** Work instructions **
Transcribe each of the records below exactly, excluding all pictures.

** Data extract **
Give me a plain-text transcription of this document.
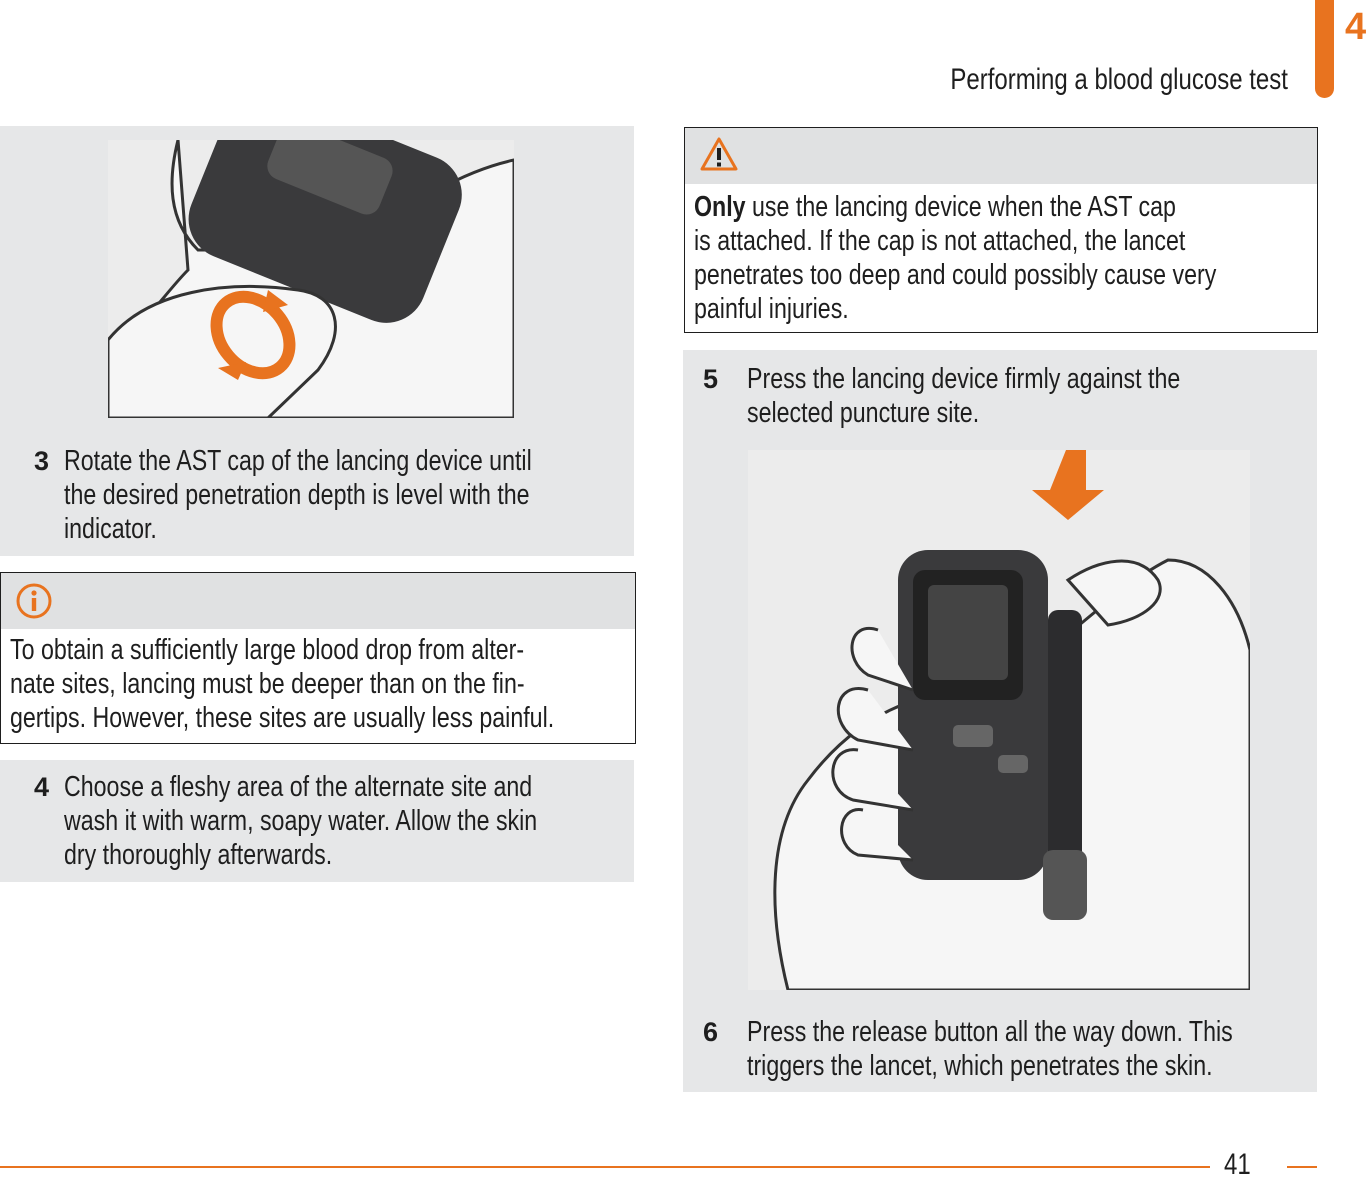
Performing a blood glucose test
4
3 Rotate the AST cap of the lancing device until
the desired penetration depth is level with the
indicator.
To obtain a sufficiently large blood drop from alter-
nate sites, lancing must be deeper than on the fin-
gertips. However, these sites are usually less painful.
4 Choose a fleshy area of the alternate site and
wash it with warm, soapy water. Allow the skin
dry thoroughly afterwards.
Only use the lancing device when the AST cap
is attached. If the cap is not attached, the lancet
penetrates too deep and could possibly cause very
painful injuries.
5 Press the lancing device firmly against the
selected puncture site.
6 Press the release button all the way down. This
triggers the lancet, which penetrates the skin.
41
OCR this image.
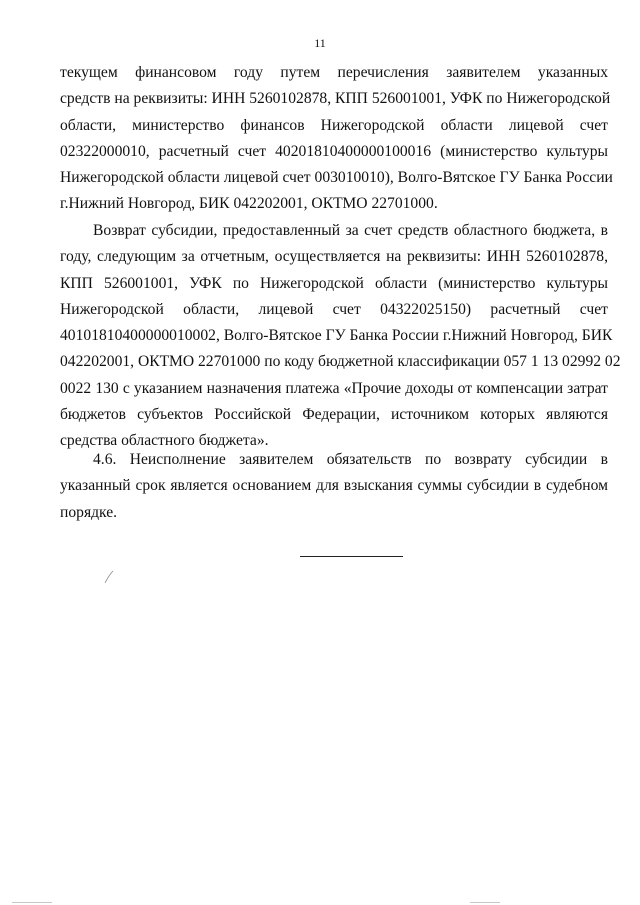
11

текущем финансовом году путем перечисления заявителем указанных
средств на реквизиты: ИНН 5260102878, КПП 526001001, УФК по Нижегородской
области, министерство финансов Нижегородской области лицевой счет
02322000010, расчетный счет 40201810400000100016 (министерство культуры
Нижегородской области лицевой счет 003010010), Волго-Вятское ГУ Банка России
г.Нижний Новгород, БИК 042202001, ОКТМО 22701000.

Возврат субсидии, предоставленный за счет средств областного бюджета, в
году, следующим за отчетным, осуществляется на реквизиты: ИНН 5260102878,
КПП 526001001, УФК по Нижегородской области (министерство культуры
Нижегородской области, лицевой счет 04322025150) расчетный счет
40101810400000010002, Волго-Вятское ГУ Банка России г.Нижний Новгород, БИК
042202001, ОКТМО 22701000 по коду бюджетной классификации 057 1 13 02992 02
0022 130 с указанием назначения платежа «Прочие доходы от компенсации затрат
бюджетов субъектов Российской Федерации, источником которых являются
средства областного бюджета».

4.6. Неисполнение заявителем обязательств по возврату субсидии в
указанный срок является основанием для взыскания суммы субсидии в судебном
порядке.
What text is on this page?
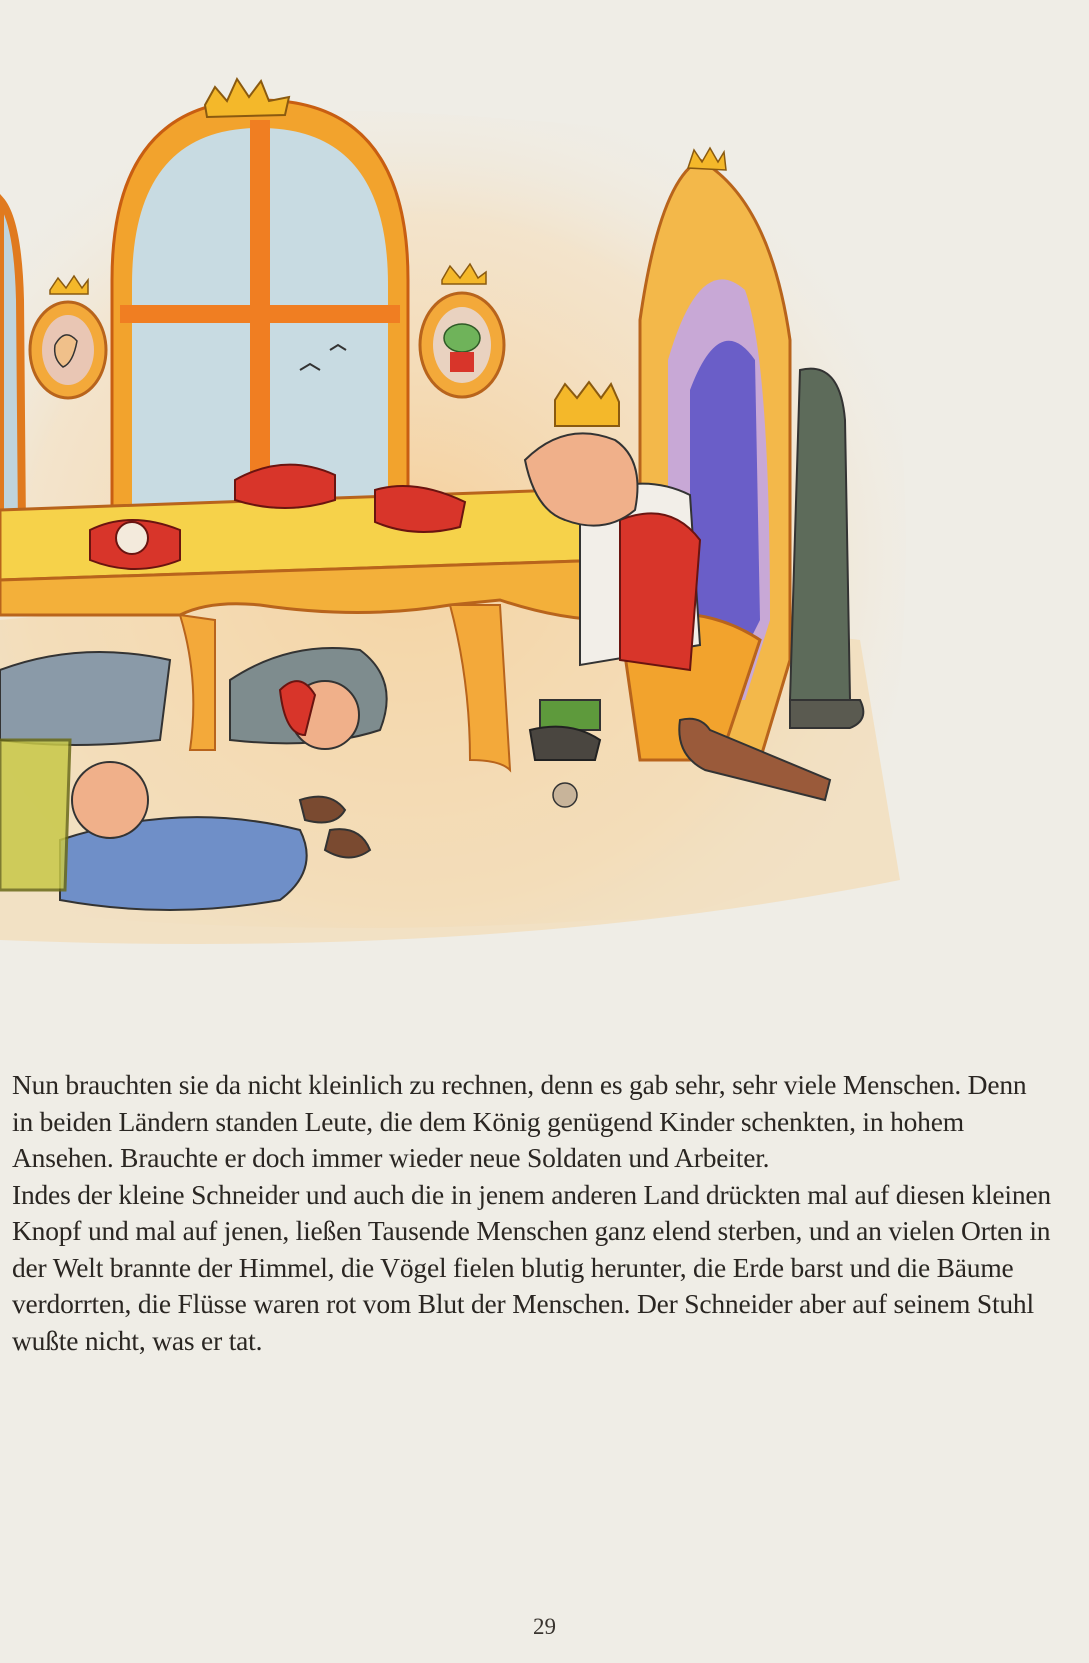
Nun brauchten sie da nicht kleinlich zu rechnen, denn es gab sehr, sehr viele Menschen. Denn in beiden Ländern standen Leute, die dem König genügend Kinder schenkten, in hohem Ansehen. Brauchte er doch immer wieder neue Soldaten und Arbeiter.

Indes der kleine Schneider und auch die in jenem anderen Land drückten mal auf diesen kleinen Knopf und mal auf jenen, ließen Tausende Menschen ganz elend sterben, und an vielen Orten in der Welt brannte der Himmel, die Vögel fielen blutig herunter, die Erde barst und die Bäume verdorrten, die Flüsse waren rot vom Blut der Menschen. Der Schneider aber auf seinem Stuhl wußte nicht, was er tat.

29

** Result of this exercise **
Give me a plain-text transcription of this document.
Performing a blood glucose test
4
3 Rotate the AST cap of the lancing device until
the desired penetration depth is level with the
indicator.
To obtain a sufficiently large blood drop from alter-
nate sites, lancing must be deeper than on the fin-
gertips. However, these sites are usually less painful.
4 Choose a fleshy area of the alternate site and
wash it with warm, soapy water. Allow the skin
dry thoroughly afterwards.
Only use the lancing device when the AST cap
is attached. If the cap is not attached, the lancet
penetrates too deep and could possibly cause very
painful injuries.
5 Press the lancing device firmly against the
selected puncture site.
6 Press the release button all the way down. This
triggers the lancet, which penetrates the skin.
41
OCR this image.
11

текущем финансовом году путем перечисления заявителем указанных
средств на реквизиты: ИНН 5260102878, КПП 526001001, УФК по Нижегородской
области, министерство финансов Нижегородской области лицевой счет
02322000010, расчетный счет 40201810400000100016 (министерство культуры
Нижегородской области лицевой счет 003010010), Волго-Вятское ГУ Банка России
г.Нижний Новгород, БИК 042202001, ОКТМО 22701000.

Возврат субсидии, предоставленный за счет средств областного бюджета, в
году, следующим за отчетным, осуществляется на реквизиты: ИНН 5260102878,
КПП 526001001, УФК по Нижегородской области (министерство культуры
Нижегородской области, лицевой счет 04322025150) расчетный счет
40101810400000010002, Волго-Вятское ГУ Банка России г.Нижний Новгород, БИК
042202001, ОКТМО 22701000 по коду бюджетной классификации 057 1 13 02992 02
0022 130 с указанием назначения платежа «Прочие доходы от компенсации затрат
бюджетов субъектов Российской Федерации, источником которых являются
средства областного бюджета».

4.6. Неисполнение заявителем обязательств по возврату субсидии в
указанный срок является основанием для взыскания суммы субсидии в судебном
порядке.
What text is on this page?
Nun brauchten sie da nicht kleinlich zu rechnen, denn es gab sehr, sehr viele Menschen. Denn in beiden Ländern standen Leute, die dem König genügend Kinder schenkten, in hohem Ansehen. Brauchte er doch immer wieder neue Soldaten und Arbeiter.

Indes der kleine Schneider und auch die in jenem anderen Land drückten mal auf diesen kleinen Knopf und mal auf jenen, ließen Tausende Menschen ganz elend sterben, und an vielen Orten in der Welt brannte der Himmel, die Vögel fielen blutig herunter, die Erde barst und die Bäume verdorrten, die Flüsse waren rot vom Blut der Menschen. Der Schneider aber auf seinem Stuhl wußte nicht, was er tat.

29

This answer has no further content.